### DATA EXCERPTS
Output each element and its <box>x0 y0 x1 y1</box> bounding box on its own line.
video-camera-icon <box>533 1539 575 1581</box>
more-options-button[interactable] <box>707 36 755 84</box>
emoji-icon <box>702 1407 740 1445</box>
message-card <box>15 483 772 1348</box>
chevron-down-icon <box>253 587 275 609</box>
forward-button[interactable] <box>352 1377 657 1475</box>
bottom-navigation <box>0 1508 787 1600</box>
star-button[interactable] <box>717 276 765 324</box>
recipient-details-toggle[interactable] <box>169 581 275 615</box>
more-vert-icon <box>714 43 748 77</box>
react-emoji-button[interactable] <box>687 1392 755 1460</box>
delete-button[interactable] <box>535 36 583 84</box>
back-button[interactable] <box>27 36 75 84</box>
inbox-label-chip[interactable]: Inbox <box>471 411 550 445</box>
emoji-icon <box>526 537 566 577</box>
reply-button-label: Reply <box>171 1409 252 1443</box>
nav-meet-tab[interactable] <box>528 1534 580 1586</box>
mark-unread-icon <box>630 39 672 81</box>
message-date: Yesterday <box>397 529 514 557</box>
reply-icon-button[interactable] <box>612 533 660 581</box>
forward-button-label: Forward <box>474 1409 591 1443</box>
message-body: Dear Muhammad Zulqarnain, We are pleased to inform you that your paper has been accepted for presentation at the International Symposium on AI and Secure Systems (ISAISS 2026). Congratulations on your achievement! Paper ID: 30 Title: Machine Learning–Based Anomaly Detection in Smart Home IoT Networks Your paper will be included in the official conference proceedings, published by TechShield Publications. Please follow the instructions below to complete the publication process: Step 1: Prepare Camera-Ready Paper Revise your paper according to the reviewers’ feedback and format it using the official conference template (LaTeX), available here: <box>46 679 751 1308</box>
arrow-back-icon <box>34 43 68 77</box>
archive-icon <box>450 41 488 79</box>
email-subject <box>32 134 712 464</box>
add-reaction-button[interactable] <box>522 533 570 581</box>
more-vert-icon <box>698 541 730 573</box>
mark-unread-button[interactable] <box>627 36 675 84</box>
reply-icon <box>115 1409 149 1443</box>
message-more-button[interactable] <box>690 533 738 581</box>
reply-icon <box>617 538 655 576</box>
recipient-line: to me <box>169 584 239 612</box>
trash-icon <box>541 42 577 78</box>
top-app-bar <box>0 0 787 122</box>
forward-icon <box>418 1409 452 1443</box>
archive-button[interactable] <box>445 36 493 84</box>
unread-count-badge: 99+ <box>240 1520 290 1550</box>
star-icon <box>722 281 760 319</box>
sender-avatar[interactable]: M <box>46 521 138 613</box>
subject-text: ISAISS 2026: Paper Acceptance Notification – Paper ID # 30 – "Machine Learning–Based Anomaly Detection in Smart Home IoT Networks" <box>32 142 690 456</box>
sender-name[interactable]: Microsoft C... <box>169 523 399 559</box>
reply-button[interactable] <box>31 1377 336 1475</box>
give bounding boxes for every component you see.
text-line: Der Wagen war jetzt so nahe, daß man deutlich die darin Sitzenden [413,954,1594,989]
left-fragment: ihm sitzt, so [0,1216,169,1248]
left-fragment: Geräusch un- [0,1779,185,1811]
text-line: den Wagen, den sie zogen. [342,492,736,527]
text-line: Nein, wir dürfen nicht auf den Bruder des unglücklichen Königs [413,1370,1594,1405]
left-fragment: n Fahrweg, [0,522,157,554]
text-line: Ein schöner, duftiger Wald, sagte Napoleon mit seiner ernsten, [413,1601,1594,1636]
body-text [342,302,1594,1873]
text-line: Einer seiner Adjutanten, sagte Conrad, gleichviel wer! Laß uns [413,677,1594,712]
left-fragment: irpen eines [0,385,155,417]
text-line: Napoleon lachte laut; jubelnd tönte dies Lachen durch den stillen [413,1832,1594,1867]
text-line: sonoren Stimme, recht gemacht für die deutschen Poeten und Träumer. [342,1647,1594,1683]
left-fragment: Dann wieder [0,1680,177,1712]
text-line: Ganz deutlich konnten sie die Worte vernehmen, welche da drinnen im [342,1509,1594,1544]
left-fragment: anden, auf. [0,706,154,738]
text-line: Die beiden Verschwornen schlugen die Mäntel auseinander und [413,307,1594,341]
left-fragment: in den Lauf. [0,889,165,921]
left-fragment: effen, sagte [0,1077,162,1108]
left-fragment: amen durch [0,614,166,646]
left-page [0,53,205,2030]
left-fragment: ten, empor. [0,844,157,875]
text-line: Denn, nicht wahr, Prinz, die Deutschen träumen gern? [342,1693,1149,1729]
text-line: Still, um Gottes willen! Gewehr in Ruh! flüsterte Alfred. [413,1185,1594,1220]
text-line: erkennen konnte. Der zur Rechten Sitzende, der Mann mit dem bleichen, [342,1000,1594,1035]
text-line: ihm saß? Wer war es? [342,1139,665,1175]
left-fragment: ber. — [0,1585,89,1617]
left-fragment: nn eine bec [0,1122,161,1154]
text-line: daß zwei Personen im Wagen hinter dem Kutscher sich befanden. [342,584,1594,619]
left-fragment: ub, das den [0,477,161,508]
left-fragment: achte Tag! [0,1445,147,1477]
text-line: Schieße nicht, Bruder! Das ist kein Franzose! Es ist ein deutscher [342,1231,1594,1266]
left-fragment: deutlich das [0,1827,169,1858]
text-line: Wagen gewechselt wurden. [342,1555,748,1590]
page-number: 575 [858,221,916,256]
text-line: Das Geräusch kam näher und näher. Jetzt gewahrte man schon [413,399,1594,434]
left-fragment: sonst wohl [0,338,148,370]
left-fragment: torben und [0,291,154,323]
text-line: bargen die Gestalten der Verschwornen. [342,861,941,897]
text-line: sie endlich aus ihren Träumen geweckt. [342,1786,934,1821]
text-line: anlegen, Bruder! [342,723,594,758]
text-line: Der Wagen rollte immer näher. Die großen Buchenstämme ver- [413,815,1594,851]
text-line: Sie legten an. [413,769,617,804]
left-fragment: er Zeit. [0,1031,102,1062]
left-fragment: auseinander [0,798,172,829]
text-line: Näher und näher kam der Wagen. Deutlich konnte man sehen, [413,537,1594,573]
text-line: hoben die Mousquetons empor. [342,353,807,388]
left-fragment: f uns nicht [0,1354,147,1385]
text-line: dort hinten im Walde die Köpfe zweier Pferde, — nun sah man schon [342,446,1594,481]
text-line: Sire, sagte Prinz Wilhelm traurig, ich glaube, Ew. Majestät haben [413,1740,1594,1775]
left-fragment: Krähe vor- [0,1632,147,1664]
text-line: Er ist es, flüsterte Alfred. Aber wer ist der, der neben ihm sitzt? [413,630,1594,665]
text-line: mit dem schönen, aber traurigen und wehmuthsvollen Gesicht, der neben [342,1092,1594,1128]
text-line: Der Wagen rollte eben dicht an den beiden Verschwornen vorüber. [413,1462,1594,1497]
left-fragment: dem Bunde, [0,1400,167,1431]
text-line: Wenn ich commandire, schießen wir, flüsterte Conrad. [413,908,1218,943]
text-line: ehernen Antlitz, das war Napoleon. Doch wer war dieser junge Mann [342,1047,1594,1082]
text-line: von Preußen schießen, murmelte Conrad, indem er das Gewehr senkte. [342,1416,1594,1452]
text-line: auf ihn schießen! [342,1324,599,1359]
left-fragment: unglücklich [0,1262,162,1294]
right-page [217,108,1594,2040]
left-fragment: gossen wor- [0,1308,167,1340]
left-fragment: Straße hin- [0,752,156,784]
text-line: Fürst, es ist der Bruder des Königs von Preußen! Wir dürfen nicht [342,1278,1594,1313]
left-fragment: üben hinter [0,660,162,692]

### SHORT TASK
Could you reproduce the entries above verbatim, starting at the very first line and ending with the line that contains "bottom-navigation <box>0 1508 787 1600</box>", with both of those lines included?

### RESPONSE TO THE TASK
Output each element and its <box>x0 y0 x1 y1</box> bounding box on its own line.
video-camera-icon <box>533 1539 575 1581</box>
more-options-button[interactable] <box>707 36 755 84</box>
emoji-icon <box>702 1407 740 1445</box>
message-card <box>15 483 772 1348</box>
chevron-down-icon <box>253 587 275 609</box>
forward-button[interactable] <box>352 1377 657 1475</box>
bottom-navigation <box>0 1508 787 1600</box>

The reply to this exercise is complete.